## Teks yang Diberikan
⟨

Mohon tunggu...
Alan Budiman
Alan Budiman Mohon Tunggu... profesional -

Pemilik akun ini pindah dan merintis web baru seword.com Semua tulisan terbaru nanti akan diposting di sana. Tidak akan ada postingan baru di akun ini setelah 18 November 2015.

Selanjutnya

Tutup

Politik Pilihan

Jokowi, You'll Never Walk Alone

15 Januari 2015   13:49 Diperbarui: 17 Juni 2015   13:06 284
+
Laporkan Konten
Laporkan Akun
Kompasiana adalah platform blog. Konten ini menjadi tanggung jawab bloger dan tidak mewakili pandangan redaksi Kompas.
Lihat foto
Politik. Sumber ilustrasi: FREEPIK/Freepik

Jauh sebelum nama Budi Gunawan (BG) diusulkan sebagai calon Kapolri oleh Presiden Jokowi, sebenarnya BG adalah calon menteri. Namun karena KPK yang memang sengaja dilibatkan untuk memberi penilaian, maka BG gagal menjadi menteri. Setidaknya begitulah kronologis yang berkembang di masyarakat via media massa.

Jika kita masih ingat soal pengangkatan menteri, sebagian besar media sempat dibuat geram dengan pihak istana yang salah memberikan informasi. Mereka sudah bersiap cukup lama dan menempuh jarak yang jauh karena diarahkan menuju pelabuhan Tanjung Priok, namun setelah menunggu beberapa jam pengumuman atau pelantikan dinyatakan gagal. Menarik sekali untuk melihat tingkah Presiden Jokowi setiap kali ditanya kapan akan melantik menteri? Beliau selalu jawab secepatnya, bisa hari ini, besok atau lusa. Tidak ada waktu yang jelas. Ini membuat saya berpikir bahwa negosiasi politik ala Jokowi berlangsung hingga titik terakhir. Belakangan baru diketahui bahwa penunjukan Menteri Susi Pujiastuti sebagai Menteri Kelautan dan Perikanan menuai protes bahkan dari partnernya sendiri, Wapres Jusuf Kalla (JK). Menurut JK, itu keputusan yang sangat riskan dan disadari akan menuai protes publik. Mungkin selain itu, masih ada banyak nama menteri yang diperdebatkan oleh partai pengusung Jokowi-JK.

Soal menteri sudah selesai. Isu negatif soal Bu Susi tidak tamat SMA, bertato dan merokok berhasil diredam oleh kinerja ibu-ibu nyentrik tersebut. Kini fokus publik tertuju pada pencalonan Budi Gunawan sebagai calon tunggal Kapolri.

⟩

## Baris Data

⟨

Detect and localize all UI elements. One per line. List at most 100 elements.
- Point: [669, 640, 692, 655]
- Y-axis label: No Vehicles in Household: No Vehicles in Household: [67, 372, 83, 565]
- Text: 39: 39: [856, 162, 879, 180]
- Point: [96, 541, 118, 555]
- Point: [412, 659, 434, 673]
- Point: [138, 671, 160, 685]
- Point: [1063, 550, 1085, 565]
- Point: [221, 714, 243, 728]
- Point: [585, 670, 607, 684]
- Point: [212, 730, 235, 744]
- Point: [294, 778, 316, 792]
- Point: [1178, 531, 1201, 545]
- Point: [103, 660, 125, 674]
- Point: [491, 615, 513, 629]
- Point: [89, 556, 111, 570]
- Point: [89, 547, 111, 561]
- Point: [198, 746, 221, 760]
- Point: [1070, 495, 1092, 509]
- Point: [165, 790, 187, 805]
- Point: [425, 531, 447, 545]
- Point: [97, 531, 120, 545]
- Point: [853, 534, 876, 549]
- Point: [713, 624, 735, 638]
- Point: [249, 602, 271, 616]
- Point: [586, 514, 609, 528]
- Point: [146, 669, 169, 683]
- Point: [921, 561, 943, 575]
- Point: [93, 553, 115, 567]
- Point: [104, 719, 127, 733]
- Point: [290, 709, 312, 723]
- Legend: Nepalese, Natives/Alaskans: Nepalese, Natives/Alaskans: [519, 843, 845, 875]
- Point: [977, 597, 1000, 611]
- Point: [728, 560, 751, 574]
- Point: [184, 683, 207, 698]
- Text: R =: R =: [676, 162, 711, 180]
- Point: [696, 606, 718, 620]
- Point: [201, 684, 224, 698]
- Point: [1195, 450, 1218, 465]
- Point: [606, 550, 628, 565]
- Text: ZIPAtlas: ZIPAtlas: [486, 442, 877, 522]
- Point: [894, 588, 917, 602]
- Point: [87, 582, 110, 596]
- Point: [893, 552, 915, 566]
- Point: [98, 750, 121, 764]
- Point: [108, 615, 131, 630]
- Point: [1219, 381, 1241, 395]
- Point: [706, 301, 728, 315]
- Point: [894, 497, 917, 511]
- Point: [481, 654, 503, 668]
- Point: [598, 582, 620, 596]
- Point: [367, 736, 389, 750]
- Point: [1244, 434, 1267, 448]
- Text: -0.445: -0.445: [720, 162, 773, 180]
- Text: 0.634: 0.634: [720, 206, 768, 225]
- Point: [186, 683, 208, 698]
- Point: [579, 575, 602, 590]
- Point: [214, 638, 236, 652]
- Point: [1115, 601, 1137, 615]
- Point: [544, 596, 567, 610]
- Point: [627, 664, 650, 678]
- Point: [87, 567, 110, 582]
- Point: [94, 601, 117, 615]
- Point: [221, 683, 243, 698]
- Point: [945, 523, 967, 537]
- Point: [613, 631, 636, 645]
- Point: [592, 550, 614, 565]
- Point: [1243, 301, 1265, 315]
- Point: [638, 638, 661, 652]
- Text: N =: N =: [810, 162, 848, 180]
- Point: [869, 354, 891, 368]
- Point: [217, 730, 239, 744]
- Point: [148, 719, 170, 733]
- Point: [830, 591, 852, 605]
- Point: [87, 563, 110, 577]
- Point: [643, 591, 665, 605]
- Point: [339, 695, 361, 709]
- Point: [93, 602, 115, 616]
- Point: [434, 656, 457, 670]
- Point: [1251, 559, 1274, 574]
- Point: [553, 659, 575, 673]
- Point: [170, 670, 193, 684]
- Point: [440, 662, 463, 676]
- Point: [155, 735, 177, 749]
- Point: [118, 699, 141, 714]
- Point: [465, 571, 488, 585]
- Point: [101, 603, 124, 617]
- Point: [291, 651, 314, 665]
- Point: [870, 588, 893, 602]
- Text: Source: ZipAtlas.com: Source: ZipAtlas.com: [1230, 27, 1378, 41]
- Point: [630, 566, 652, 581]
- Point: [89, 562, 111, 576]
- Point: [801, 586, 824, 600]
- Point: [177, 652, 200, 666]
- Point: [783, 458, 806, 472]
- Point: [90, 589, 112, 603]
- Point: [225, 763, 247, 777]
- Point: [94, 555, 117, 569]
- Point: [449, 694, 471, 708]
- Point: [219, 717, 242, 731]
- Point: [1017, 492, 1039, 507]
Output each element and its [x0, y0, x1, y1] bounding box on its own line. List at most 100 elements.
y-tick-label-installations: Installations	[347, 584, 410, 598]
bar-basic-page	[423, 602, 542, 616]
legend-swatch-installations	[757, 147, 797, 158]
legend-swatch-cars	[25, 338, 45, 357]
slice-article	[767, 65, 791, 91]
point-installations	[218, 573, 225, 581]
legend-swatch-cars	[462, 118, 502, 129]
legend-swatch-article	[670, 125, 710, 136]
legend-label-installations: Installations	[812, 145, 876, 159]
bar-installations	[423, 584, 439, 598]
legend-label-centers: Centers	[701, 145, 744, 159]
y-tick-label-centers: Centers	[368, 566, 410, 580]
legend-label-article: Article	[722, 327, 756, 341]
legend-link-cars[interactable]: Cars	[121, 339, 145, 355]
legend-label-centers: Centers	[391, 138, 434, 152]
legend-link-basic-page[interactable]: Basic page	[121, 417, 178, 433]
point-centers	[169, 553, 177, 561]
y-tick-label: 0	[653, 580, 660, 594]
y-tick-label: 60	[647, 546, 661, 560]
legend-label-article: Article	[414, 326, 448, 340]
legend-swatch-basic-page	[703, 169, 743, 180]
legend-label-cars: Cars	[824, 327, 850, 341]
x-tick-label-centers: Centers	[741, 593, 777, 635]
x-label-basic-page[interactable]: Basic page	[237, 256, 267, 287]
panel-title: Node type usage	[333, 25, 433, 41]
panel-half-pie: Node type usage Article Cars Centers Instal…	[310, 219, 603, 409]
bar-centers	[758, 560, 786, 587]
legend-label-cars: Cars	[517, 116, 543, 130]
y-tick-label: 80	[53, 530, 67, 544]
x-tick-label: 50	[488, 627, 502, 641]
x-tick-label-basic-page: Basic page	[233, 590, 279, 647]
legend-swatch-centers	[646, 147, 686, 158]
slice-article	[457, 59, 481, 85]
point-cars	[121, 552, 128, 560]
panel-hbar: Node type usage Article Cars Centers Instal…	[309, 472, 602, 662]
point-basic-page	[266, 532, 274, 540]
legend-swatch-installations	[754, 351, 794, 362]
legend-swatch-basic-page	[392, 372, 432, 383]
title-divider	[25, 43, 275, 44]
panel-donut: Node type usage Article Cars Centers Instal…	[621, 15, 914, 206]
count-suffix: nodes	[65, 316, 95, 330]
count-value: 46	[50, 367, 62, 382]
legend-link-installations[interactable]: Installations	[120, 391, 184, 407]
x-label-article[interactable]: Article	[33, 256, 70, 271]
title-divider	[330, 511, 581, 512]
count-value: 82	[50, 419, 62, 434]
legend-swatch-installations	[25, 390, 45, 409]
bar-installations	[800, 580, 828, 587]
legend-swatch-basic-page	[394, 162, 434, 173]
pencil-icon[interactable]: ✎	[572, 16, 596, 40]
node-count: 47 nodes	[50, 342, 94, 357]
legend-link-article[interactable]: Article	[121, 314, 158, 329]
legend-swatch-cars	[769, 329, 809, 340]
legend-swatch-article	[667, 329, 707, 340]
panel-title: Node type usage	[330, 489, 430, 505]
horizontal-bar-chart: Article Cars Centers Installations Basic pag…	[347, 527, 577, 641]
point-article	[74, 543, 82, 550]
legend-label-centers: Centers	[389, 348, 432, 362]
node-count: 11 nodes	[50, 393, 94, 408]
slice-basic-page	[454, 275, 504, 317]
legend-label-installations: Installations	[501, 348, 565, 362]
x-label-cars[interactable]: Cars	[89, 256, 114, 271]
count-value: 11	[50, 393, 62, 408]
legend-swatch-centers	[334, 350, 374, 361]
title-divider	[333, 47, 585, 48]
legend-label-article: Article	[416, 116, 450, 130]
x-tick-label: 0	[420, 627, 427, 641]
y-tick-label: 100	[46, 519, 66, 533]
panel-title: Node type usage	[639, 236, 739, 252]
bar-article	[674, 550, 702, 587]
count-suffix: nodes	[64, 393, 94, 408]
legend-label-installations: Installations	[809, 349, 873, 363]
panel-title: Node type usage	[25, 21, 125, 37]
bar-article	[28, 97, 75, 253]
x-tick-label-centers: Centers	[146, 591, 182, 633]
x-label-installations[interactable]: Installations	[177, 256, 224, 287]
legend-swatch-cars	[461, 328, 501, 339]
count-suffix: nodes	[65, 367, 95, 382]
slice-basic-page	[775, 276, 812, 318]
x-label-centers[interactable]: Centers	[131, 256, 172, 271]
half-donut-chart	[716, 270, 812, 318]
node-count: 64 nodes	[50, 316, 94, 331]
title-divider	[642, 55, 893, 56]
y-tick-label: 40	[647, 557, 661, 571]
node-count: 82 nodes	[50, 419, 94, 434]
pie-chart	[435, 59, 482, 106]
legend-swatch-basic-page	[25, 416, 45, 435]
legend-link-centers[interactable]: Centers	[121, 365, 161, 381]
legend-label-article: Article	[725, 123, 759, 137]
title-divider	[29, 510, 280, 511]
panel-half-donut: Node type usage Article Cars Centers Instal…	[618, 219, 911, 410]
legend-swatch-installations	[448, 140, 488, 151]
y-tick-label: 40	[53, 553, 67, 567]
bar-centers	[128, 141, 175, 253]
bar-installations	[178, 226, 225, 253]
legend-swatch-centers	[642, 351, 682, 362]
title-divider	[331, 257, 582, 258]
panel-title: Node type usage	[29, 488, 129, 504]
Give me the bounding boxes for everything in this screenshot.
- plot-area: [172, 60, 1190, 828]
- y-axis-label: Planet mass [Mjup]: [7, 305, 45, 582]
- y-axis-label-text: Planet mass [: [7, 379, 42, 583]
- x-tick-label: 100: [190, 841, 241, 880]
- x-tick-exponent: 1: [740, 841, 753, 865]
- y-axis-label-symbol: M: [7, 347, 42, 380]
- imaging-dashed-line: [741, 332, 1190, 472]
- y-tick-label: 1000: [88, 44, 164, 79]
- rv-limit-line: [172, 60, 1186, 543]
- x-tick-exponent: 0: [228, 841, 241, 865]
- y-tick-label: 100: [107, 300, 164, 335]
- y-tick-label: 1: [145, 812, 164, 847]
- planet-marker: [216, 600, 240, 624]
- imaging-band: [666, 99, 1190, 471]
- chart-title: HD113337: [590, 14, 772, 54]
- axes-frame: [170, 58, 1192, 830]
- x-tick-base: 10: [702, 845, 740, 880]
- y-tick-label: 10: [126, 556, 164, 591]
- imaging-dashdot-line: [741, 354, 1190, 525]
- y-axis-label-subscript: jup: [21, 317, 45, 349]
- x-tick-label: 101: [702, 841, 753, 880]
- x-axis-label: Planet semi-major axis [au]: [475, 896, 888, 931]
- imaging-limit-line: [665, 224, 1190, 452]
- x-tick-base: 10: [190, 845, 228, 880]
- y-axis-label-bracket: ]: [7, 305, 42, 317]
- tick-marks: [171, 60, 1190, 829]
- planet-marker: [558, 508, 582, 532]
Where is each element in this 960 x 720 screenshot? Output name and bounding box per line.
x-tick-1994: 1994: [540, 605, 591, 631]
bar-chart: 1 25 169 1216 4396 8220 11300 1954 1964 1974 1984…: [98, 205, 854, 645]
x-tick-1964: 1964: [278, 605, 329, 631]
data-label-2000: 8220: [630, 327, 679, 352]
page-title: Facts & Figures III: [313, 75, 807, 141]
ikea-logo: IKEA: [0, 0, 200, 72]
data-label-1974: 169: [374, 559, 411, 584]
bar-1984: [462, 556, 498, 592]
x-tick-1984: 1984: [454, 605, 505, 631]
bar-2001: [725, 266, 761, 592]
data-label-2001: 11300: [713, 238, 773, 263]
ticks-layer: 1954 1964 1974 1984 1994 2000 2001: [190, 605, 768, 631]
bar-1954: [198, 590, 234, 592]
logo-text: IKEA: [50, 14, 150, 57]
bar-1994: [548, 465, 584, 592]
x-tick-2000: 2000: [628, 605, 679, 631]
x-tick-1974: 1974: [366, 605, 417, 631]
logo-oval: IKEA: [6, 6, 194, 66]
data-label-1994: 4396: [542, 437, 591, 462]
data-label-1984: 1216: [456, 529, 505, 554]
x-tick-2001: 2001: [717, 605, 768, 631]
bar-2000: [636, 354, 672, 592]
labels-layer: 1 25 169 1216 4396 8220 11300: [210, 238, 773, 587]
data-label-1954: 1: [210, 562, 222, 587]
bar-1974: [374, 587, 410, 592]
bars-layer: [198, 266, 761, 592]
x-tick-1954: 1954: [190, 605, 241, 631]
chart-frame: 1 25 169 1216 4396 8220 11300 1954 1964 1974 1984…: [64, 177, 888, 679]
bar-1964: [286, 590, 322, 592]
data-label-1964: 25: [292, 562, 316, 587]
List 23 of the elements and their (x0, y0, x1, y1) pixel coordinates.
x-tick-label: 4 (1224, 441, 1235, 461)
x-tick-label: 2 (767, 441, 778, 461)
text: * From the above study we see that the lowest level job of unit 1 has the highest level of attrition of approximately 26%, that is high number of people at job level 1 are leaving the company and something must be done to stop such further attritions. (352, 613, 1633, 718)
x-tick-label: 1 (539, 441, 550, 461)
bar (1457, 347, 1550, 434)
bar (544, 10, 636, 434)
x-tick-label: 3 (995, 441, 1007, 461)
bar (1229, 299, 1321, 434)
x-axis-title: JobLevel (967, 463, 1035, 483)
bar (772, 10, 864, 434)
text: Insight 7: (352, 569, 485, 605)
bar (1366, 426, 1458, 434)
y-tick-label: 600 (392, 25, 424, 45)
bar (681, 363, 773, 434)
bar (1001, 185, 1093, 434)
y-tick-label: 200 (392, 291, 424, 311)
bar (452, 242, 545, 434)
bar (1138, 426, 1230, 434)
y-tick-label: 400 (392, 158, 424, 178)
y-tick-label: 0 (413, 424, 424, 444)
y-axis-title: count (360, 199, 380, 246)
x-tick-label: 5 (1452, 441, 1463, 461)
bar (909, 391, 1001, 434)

⟩

## Latihan Singkat
Tolong jawab pertanyaan berikut berdasarkan teks yang diberikan.
1. Setelah tanggal berapa tidak akan ada postingan baru di akun ini?
2. Ke pelabuhan mana media diarahkan saat menunggu pengumuman menteri?
3. Siapa yang memprotes penunjukan Susi Pujiastuti sebagai Menteri Kelautan dan Perikanan?

## Jawaban Lengkap
1. 18 November 2015
2. Pelabuhan Tanjung Priok
3. Wapres Jusuf Kalla (JK)